> [Problem to work on]: Output each line exactly as it appears, skipping any embedded picture.

> [Provided data]:
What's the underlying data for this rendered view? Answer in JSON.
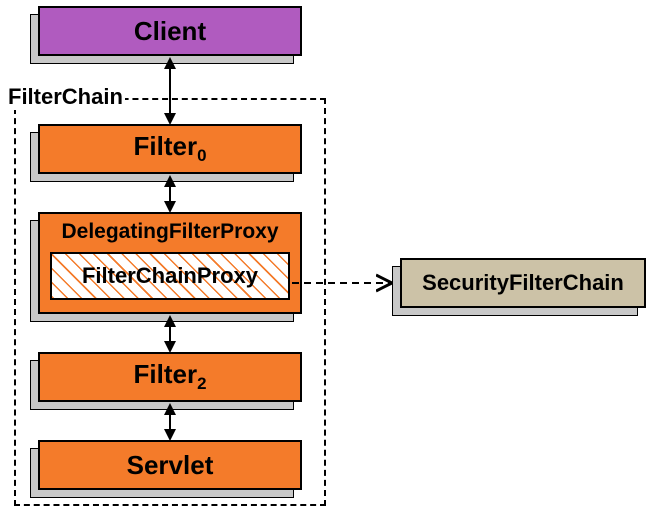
{
  "client": {
    "label": "Client"
  },
  "filterChain": {
    "label": "FilterChain"
  },
  "filter0": {
    "label": "Filter",
    "sub": "0"
  },
  "delegatingFilterProxy": {
    "label": "DelegatingFilterProxy"
  },
  "filterChainProxy": {
    "label": "FilterChainProxy"
  },
  "filter2": {
    "label": "Filter",
    "sub": "2"
  },
  "servlet": {
    "label": "Servlet"
  },
  "securityFilterChain": {
    "label": "SecurityFilterChain"
  },
  "colors": {
    "purple": "#b05bbf",
    "orange": "#f47b2a",
    "beige": "#ccc2a7",
    "shadow": "#c8c8c8"
  }
}
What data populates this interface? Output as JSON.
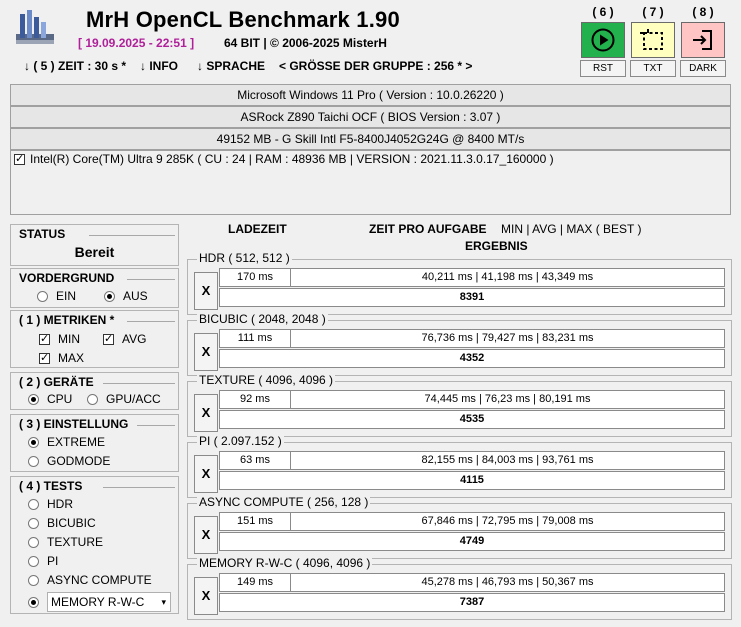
{
  "header": {
    "title": "MrH OpenCL Benchmark 1.90",
    "date": "[ 19.09.2025 - 22:51 ]",
    "bits": "64 BIT | ©  2006-2025 MisterH",
    "menu": {
      "zeit": "↓ ( 5 ) ZEIT : 30 s *",
      "info": "↓ INFO",
      "sprache": "↓ SPRACHE",
      "gruppe": "< GRÖSSE DER GRUPPE : 256 * >"
    },
    "buttons": [
      {
        "num": "( 6 )",
        "label": "RST",
        "color": "#22b14c",
        "icon": "play-icon"
      },
      {
        "num": "( 7 )",
        "label": "TXT",
        "color": "#ffffbf",
        "icon": "select-icon"
      },
      {
        "num": "( 8 )",
        "label": "DARK",
        "color": "#ffc4c4",
        "icon": "exit-icon"
      }
    ]
  },
  "system": {
    "os": "Microsoft Windows 11 Pro ( Version : 10.0.26220 )",
    "board": "ASRock Z890 Taichi OCF ( BIOS Version : 3.07 )",
    "memory": "49152 MB - G Skill Intl F5-8400J4052G24G     @ 8400 MT/s",
    "cpu": "Intel(R) Core(TM) Ultra 9 285K ( CU : 24 | RAM : 48936 MB | VERSION : 2021.11.3.0.17_160000 )",
    "cpu_checked": true
  },
  "status": {
    "title": "STATUS",
    "value": "Bereit"
  },
  "vordergrund": {
    "title": "VORDERGRUND",
    "options": [
      "EIN",
      "AUS"
    ],
    "selected": 1
  },
  "metriken": {
    "title": "( 1 ) METRIKEN *",
    "min": "MIN",
    "avg": "AVG",
    "max": "MAX"
  },
  "geraete": {
    "title": "( 2 ) GERÄTE",
    "options": [
      "CPU",
      "GPU/ACC"
    ],
    "selected": 0
  },
  "einstellung": {
    "title": "( 3 ) EINSTELLUNG",
    "options": [
      "EXTREME",
      "GODMODE"
    ],
    "selected": 0
  },
  "tests": {
    "title": "( 4 ) TESTS",
    "options": [
      "HDR",
      "BICUBIC",
      "TEXTURE",
      "PI",
      "ASYNC COMPUTE",
      "MEMORY R-W-C"
    ],
    "selected": 5
  },
  "columns": {
    "ladezeit": "LADEZEIT",
    "zeit": "ZEIT PRO AUFGABE",
    "metrics": "MIN | AVG | MAX ( BEST )",
    "ergebnis": "ERGEBNIS"
  },
  "results": [
    {
      "name": "HDR ( 512, 512 )",
      "load": "170 ms",
      "times": "40,211 ms | 41,198 ms | 43,349 ms",
      "score": "8391"
    },
    {
      "name": "BICUBIC ( 2048, 2048 )",
      "load": "111 ms",
      "times": "76,736 ms | 79,427 ms | 83,231 ms",
      "score": "4352"
    },
    {
      "name": "TEXTURE ( 4096, 4096 )",
      "load": "92 ms",
      "times": "74,445 ms | 76,23 ms | 80,191 ms",
      "score": "4535"
    },
    {
      "name": "PI ( 2.097.152 )",
      "load": "63 ms",
      "times": "82,155 ms | 84,003 ms | 93,761 ms",
      "score": "4115"
    },
    {
      "name": "ASYNC COMPUTE ( 256, 128 )",
      "load": "151 ms",
      "times": "67,846 ms | 72,795 ms | 79,008 ms",
      "score": "4749"
    },
    {
      "name": "MEMORY R-W-C ( 4096, 4096 )",
      "load": "149 ms",
      "times": "45,278 ms | 46,793 ms | 50,367 ms",
      "score": "7387"
    }
  ],
  "x_label": "X"
}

> [Written response]:
What's the underlying data for this rendered view? Answer in JSON.
{
  "client": {
    "label": "Client"
  },
  "filterChain": {
    "label": "FilterChain"
  },
  "filter0": {
    "label": "Filter",
    "sub": "0"
  },
  "delegatingFilterProxy": {
    "label": "DelegatingFilterProxy"
  },
  "filterChainProxy": {
    "label": "FilterChainProxy"
  },
  "filter2": {
    "label": "Filter",
    "sub": "2"
  },
  "servlet": {
    "label": "Servlet"
  },
  "securityFilterChain": {
    "label": "SecurityFilterChain"
  },
  "colors": {
    "purple": "#b05bbf",
    "orange": "#f47b2a",
    "beige": "#ccc2a7",
    "shadow": "#c8c8c8"
  }
}
What data populates this interface? Output as JSON.
{
  "header": {
    "title": "MrH OpenCL Benchmark 1.90",
    "date": "[ 19.09.2025 - 22:51 ]",
    "bits": "64 BIT | ©  2006-2025 MisterH",
    "menu": {
      "zeit": "↓ ( 5 ) ZEIT : 30 s *",
      "info": "↓ INFO",
      "sprache": "↓ SPRACHE",
      "gruppe": "< GRÖSSE DER GRUPPE : 256 * >"
    },
    "buttons": [
      {
        "num": "( 6 )",
        "label": "RST",
        "color": "#22b14c",
        "icon": "play-icon"
      },
      {
        "num": "( 7 )",
        "label": "TXT",
        "color": "#ffffbf",
        "icon": "select-icon"
      },
      {
        "num": "( 8 )",
        "label": "DARK",
        "color": "#ffc4c4",
        "icon": "exit-icon"
      }
    ]
  },
  "system": {
    "os": "Microsoft Windows 11 Pro ( Version : 10.0.26220 )",
    "board": "ASRock Z890 Taichi OCF ( BIOS Version : 3.07 )",
    "memory": "49152 MB - G Skill Intl F5-8400J4052G24G     @ 8400 MT/s",
    "cpu": "Intel(R) Core(TM) Ultra 9 285K ( CU : 24 | RAM : 48936 MB | VERSION : 2021.11.3.0.17_160000 )",
    "cpu_checked": true
  },
  "status": {
    "title": "STATUS",
    "value": "Bereit"
  },
  "vordergrund": {
    "title": "VORDERGRUND",
    "options": [
      "EIN",
      "AUS"
    ],
    "selected": 1
  },
  "metriken": {
    "title": "( 1 ) METRIKEN *",
    "min": "MIN",
    "avg": "AVG",
    "max": "MAX"
  },
  "geraete": {
    "title": "( 2 ) GERÄTE",
    "options": [
      "CPU",
      "GPU/ACC"
    ],
    "selected": 0
  },
  "einstellung": {
    "title": "( 3 ) EINSTELLUNG",
    "options": [
      "EXTREME",
      "GODMODE"
    ],
    "selected": 0
  },
  "tests": {
    "title": "( 4 ) TESTS",
    "options": [
      "HDR",
      "BICUBIC",
      "TEXTURE",
      "PI",
      "ASYNC COMPUTE",
      "MEMORY R-W-C"
    ],
    "selected": 5
  },
  "columns": {
    "ladezeit": "LADEZEIT",
    "zeit": "ZEIT PRO AUFGABE",
    "metrics": "MIN | AVG | MAX ( BEST )",
    "ergebnis": "ERGEBNIS"
  },
  "results": [
    {
      "name": "HDR ( 512, 512 )",
      "load": "170 ms",
      "times": "40,211 ms | 41,198 ms | 43,349 ms",
      "score": "8391"
    },
    {
      "name": "BICUBIC ( 2048, 2048 )",
      "load": "111 ms",
      "times": "76,736 ms | 79,427 ms | 83,231 ms",
      "score": "4352"
    },
    {
      "name": "TEXTURE ( 4096, 4096 )",
      "load": "92 ms",
      "times": "74,445 ms | 76,23 ms | 80,191 ms",
      "score": "4535"
    },
    {
      "name": "PI ( 2.097.152 )",
      "load": "63 ms",
      "times": "82,155 ms | 84,003 ms | 93,761 ms",
      "score": "4115"
    },
    {
      "name": "ASYNC COMPUTE ( 256, 128 )",
      "load": "151 ms",
      "times": "67,846 ms | 72,795 ms | 79,008 ms",
      "score": "4749"
    },
    {
      "name": "MEMORY R-W-C ( 4096, 4096 )",
      "load": "149 ms",
      "times": "45,278 ms | 46,793 ms | 50,367 ms",
      "score": "7387"
    }
  ],
  "x_label": "X"
}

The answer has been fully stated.